Aim of the task :: Transcribe every entry below word for word, but skip the pictures.

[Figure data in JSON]

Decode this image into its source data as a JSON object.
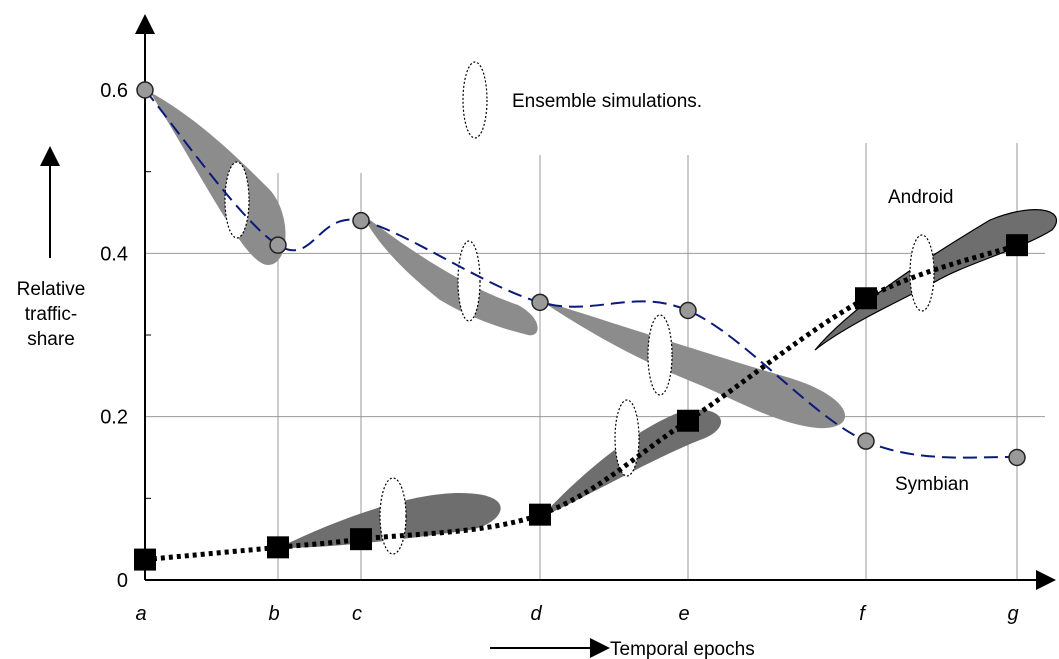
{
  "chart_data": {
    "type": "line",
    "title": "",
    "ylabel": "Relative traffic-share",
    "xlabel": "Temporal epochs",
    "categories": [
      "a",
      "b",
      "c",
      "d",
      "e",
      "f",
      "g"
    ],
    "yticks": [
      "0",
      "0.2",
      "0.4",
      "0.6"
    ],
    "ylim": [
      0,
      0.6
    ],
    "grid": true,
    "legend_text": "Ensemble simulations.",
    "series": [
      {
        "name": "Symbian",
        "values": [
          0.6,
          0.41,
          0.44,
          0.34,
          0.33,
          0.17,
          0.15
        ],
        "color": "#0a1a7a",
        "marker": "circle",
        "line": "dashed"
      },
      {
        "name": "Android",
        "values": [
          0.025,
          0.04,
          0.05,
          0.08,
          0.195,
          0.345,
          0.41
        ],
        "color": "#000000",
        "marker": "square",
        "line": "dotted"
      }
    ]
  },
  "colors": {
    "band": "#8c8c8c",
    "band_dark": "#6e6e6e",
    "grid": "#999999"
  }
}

Full answer ::
Decode this image into its source data as a JSON object.
{
  "chart_data": {
    "type": "line",
    "title": "",
    "ylabel": "Relative traffic-share",
    "xlabel": "Temporal epochs",
    "categories": [
      "a",
      "b",
      "c",
      "d",
      "e",
      "f",
      "g"
    ],
    "yticks": [
      "0",
      "0.2",
      "0.4",
      "0.6"
    ],
    "ylim": [
      0,
      0.6
    ],
    "grid": true,
    "legend_text": "Ensemble simulations.",
    "series": [
      {
        "name": "Symbian",
        "values": [
          0.6,
          0.41,
          0.44,
          0.34,
          0.33,
          0.17,
          0.15
        ],
        "color": "#0a1a7a",
        "marker": "circle",
        "line": "dashed"
      },
      {
        "name": "Android",
        "values": [
          0.025,
          0.04,
          0.05,
          0.08,
          0.195,
          0.345,
          0.41
        ],
        "color": "#000000",
        "marker": "square",
        "line": "dotted"
      }
    ]
  },
  "colors": {
    "band": "#8c8c8c",
    "band_dark": "#6e6e6e",
    "grid": "#999999"
  }
}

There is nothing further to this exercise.